------ Entries provided
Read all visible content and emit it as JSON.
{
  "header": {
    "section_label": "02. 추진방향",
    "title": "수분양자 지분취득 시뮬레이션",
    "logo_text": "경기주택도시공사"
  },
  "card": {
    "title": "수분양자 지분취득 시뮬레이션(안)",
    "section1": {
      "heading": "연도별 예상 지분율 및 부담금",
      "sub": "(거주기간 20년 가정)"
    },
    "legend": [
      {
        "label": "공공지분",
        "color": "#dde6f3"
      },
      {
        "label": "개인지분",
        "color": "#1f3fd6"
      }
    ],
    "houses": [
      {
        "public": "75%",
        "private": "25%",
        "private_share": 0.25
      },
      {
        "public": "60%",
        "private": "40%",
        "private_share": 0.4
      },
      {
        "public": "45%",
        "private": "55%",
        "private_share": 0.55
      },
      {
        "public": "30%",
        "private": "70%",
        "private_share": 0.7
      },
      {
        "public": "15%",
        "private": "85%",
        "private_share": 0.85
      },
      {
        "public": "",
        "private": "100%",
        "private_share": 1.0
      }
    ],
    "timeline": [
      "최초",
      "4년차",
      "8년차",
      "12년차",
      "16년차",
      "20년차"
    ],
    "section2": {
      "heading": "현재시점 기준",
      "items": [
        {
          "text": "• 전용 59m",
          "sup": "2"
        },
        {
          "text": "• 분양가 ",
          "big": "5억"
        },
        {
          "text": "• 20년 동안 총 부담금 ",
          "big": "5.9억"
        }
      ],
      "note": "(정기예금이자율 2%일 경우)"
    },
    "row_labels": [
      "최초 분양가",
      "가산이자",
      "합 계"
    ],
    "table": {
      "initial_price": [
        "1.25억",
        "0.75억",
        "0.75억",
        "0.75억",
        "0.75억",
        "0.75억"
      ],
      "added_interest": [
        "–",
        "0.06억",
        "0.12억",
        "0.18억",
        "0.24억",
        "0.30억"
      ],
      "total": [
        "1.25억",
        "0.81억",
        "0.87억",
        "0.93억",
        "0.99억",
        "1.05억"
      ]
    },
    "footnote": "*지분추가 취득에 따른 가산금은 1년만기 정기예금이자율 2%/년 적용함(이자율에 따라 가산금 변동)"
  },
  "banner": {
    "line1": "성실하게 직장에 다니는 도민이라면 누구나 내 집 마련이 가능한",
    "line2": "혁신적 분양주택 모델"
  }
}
------------
Filter the data for the string "지분취득" and copy every line that has it.

● **Written answer**:
    "title": "수분양자 지분취득 시뮬레이션",
    "title": "수분양자 지분취득 시뮬레이션(안)",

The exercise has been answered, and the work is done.